Saved entries:
- - - - - - -
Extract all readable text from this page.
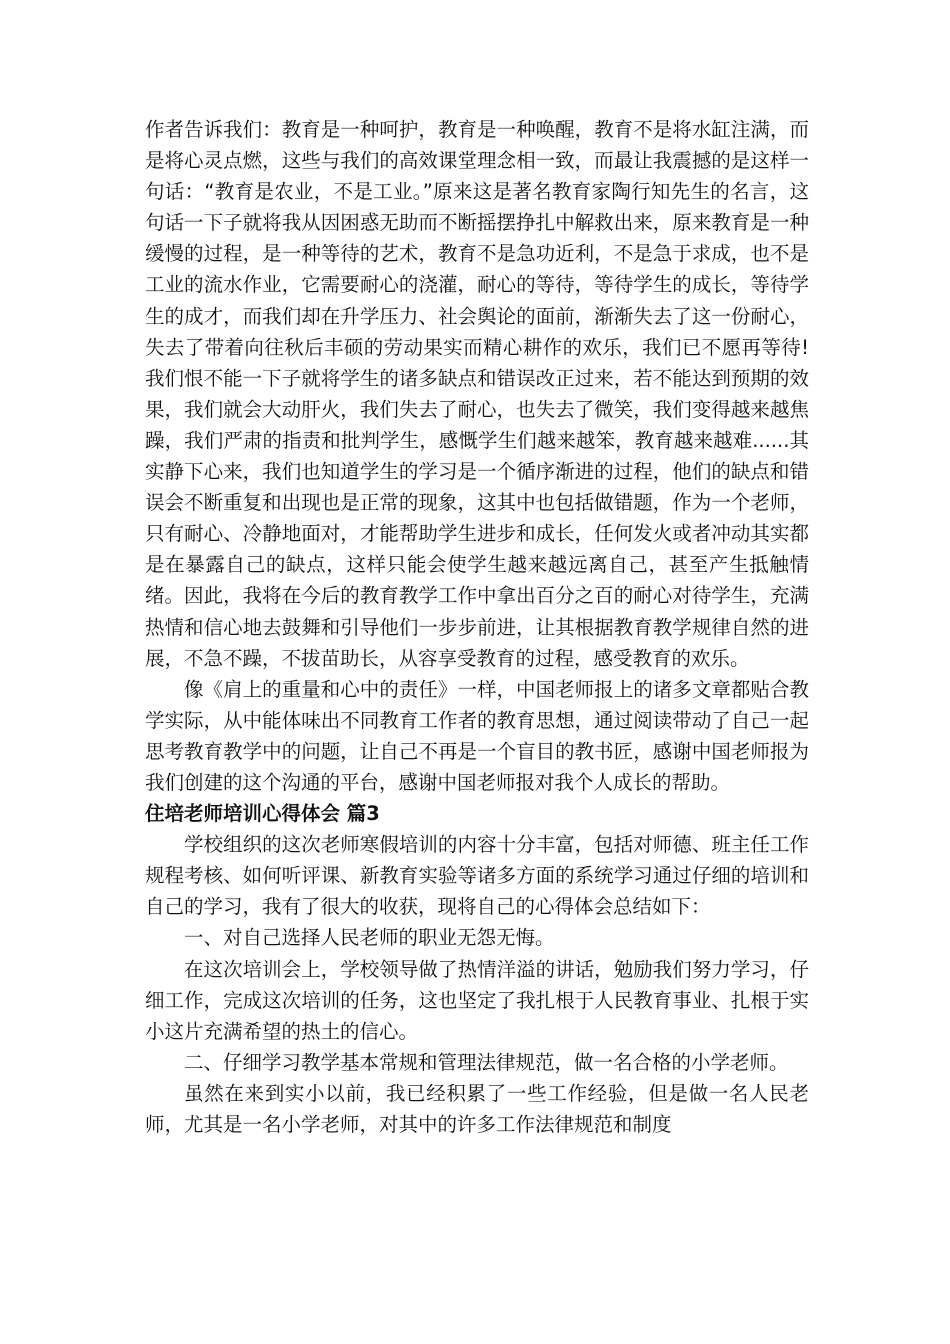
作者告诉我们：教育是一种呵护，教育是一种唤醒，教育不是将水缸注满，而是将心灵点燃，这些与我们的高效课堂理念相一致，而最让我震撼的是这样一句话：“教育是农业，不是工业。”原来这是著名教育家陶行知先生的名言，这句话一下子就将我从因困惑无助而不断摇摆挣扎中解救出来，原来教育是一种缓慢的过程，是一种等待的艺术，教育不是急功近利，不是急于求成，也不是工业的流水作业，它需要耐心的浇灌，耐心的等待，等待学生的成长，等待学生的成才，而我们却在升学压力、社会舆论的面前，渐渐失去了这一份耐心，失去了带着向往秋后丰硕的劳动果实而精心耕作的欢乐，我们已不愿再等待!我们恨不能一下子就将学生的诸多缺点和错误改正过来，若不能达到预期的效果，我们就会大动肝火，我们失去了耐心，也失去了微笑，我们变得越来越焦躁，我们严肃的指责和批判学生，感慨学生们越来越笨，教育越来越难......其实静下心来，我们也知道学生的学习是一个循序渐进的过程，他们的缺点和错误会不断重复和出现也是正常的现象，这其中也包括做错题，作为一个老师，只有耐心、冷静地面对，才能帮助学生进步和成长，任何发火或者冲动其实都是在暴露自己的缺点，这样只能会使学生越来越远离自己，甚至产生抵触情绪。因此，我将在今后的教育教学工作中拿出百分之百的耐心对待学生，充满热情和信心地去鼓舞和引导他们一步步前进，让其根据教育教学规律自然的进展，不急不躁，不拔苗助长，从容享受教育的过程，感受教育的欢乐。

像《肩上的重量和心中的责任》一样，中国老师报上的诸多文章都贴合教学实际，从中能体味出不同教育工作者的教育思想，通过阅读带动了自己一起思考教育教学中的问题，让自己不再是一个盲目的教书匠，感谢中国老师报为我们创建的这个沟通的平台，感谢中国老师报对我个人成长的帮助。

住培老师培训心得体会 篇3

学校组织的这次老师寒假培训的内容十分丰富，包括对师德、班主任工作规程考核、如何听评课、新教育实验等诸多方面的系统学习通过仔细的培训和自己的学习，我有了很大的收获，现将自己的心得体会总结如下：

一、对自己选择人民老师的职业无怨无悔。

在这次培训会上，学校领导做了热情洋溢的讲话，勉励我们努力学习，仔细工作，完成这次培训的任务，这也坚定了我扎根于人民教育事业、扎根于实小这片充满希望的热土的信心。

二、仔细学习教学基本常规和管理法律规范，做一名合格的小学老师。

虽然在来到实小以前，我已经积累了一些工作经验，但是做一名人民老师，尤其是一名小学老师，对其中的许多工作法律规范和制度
- - - - - - -
Leave out the pictures and copy everything else in the records word for word.

Extract all readable text from this page.
作者告诉我们：教育是一种呵护，教育是一种唤醒，教育不是将水缸注满，而是将心灵点燃，这些与我们的高效课堂理念相一致，而最让我震撼的是这样一句话：“教育是农业，不是工业。”原来这是著名教育家陶行知先生的名言，这句话一下子就将我从因困惑无助而不断摇摆挣扎中解救出来，原来教育是一种缓慢的过程，是一种等待的艺术，教育不是急功近利，不是急于求成，也不是工业的流水作业，它需要耐心的浇灌，耐心的等待，等待学生的成长，等待学生的成才，而我们却在升学压力、社会舆论的面前，渐渐失去了这一份耐心，失去了带着向往秋后丰硕的劳动果实而精心耕作的欢乐，我们已不愿再等待!我们恨不能一下子就将学生的诸多缺点和错误改正过来，若不能达到预期的效果，我们就会大动肝火，我们失去了耐心，也失去了微笑，我们变得越来越焦躁，我们严肃的指责和批判学生，感慨学生们越来越笨，教育越来越难......其实静下心来，我们也知道学生的学习是一个循序渐进的过程，他们的缺点和错误会不断重复和出现也是正常的现象，这其中也包括做错题，作为一个老师，只有耐心、冷静地面对，才能帮助学生进步和成长，任何发火或者冲动其实都是在暴露自己的缺点，这样只能会使学生越来越远离自己，甚至产生抵触情绪。因此，我将在今后的教育教学工作中拿出百分之百的耐心对待学生，充满热情和信心地去鼓舞和引导他们一步步前进，让其根据教育教学规律自然的进展，不急不躁，不拔苗助长，从容享受教育的过程，感受教育的欢乐。

像《肩上的重量和心中的责任》一样，中国老师报上的诸多文章都贴合教学实际，从中能体味出不同教育工作者的教育思想，通过阅读带动了自己一起思考教育教学中的问题，让自己不再是一个盲目的教书匠，感谢中国老师报为我们创建的这个沟通的平台，感谢中国老师报对我个人成长的帮助。

住培老师培训心得体会 篇3

学校组织的这次老师寒假培训的内容十分丰富，包括对师德、班主任工作规程考核、如何听评课、新教育实验等诸多方面的系统学习通过仔细的培训和自己的学习，我有了很大的收获，现将自己的心得体会总结如下：

一、对自己选择人民老师的职业无怨无悔。

在这次培训会上，学校领导做了热情洋溢的讲话，勉励我们努力学习，仔细工作，完成这次培训的任务，这也坚定了我扎根于人民教育事业、扎根于实小这片充满希望的热土的信心。

二、仔细学习教学基本常规和管理法律规范，做一名合格的小学老师。

虽然在来到实小以前，我已经积累了一些工作经验，但是做一名人民老师，尤其是一名小学老师，对其中的许多工作法律规范和制度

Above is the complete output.